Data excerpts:
· · ·

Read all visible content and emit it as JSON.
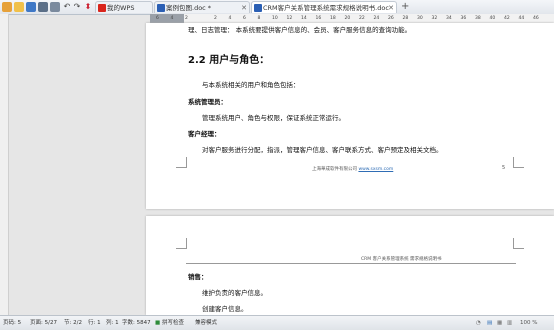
{
  "tabs": [
    {
      "label": "我的WPS",
      "active": false
    },
    {
      "label": "案例包图.doc *",
      "active": false
    },
    {
      "label": "CRM客户关系管理系统需求规格说明书.doc",
      "active": true
    }
  ],
  "ruler_numbers": [
    "6",
    "4",
    "2",
    "",
    "2",
    "4",
    "6",
    "8",
    "10",
    "12",
    "14",
    "16",
    "18",
    "20",
    "22",
    "24",
    "26",
    "28",
    "30",
    "32",
    "34",
    "36",
    "38",
    "40",
    "42",
    "44",
    "46"
  ],
  "page1": {
    "top_line": "理、日志管理：  本系统要提供客户信息的、会员、客户服务信息的查询功能。",
    "heading": "2.2  用户与角色：",
    "intro": "与本系统相关的用户和角色包括：",
    "role1_title": "系统管理员：",
    "role1_desc": "管理系统用户、角色与权限，保证系统正常运行。",
    "role2_title": "客户经理：",
    "role2_desc": "对客户服务进行分配，指派，管理客户信息、客户联系方式、客户预定及相关文档。",
    "footer_text": "上海華成软件有限公司",
    "footer_url": "www.sxsm.com",
    "page_num": "5"
  },
  "page2": {
    "header_text": "CRM 客户关系管理系统   需求规格说明书",
    "role3_title": "销售：",
    "role3_item1": "维护负责的客户信息。",
    "role3_item2": "创建客户信息。"
  },
  "status": {
    "page": "页码: 5",
    "pages": "页面: 5/27",
    "section": "节: 2/2",
    "row": "行: 1",
    "col": "列: 1",
    "words": "字数: 5847",
    "spellcheck": "拼写检查",
    "compat": "兼容模式",
    "zoom": "100 %"
  },
  "colors": {
    "accent": "#2f6db5",
    "wps_red": "#d9251c",
    "doc_blue": "#2b5fb4"
  }
}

· · ·

Exercise requirements » Your copy should match the records word for word, with the pictures removed.

Answer for the task »
Read all visible content and emit it as JSON.
{
  "tabs": [
    {
      "label": "我的WPS",
      "active": false
    },
    {
      "label": "案例包图.doc *",
      "active": false
    },
    {
      "label": "CRM客户关系管理系统需求规格说明书.doc",
      "active": true
    }
  ],
  "ruler_numbers": [
    "6",
    "4",
    "2",
    "",
    "2",
    "4",
    "6",
    "8",
    "10",
    "12",
    "14",
    "16",
    "18",
    "20",
    "22",
    "24",
    "26",
    "28",
    "30",
    "32",
    "34",
    "36",
    "38",
    "40",
    "42",
    "44",
    "46"
  ],
  "page1": {
    "top_line": "理、日志管理：  本系统要提供客户信息的、会员、客户服务信息的查询功能。",
    "heading": "2.2  用户与角色：",
    "intro": "与本系统相关的用户和角色包括：",
    "role1_title": "系统管理员：",
    "role1_desc": "管理系统用户、角色与权限，保证系统正常运行。",
    "role2_title": "客户经理：",
    "role2_desc": "对客户服务进行分配，指派，管理客户信息、客户联系方式、客户预定及相关文档。",
    "footer_text": "上海華成软件有限公司",
    "footer_url": "www.sxsm.com",
    "page_num": "5"
  },
  "page2": {
    "header_text": "CRM 客户关系管理系统   需求规格说明书",
    "role3_title": "销售：",
    "role3_item1": "维护负责的客户信息。",
    "role3_item2": "创建客户信息。"
  },
  "status": {
    "page": "页码: 5",
    "pages": "页面: 5/27",
    "section": "节: 2/2",
    "row": "行: 1",
    "col": "列: 1",
    "words": "字数: 5847",
    "spellcheck": "拼写检查",
    "compat": "兼容模式",
    "zoom": "100 %"
  },
  "colors": {
    "accent": "#2f6db5",
    "wps_red": "#d9251c",
    "doc_blue": "#2b5fb4"
  }
}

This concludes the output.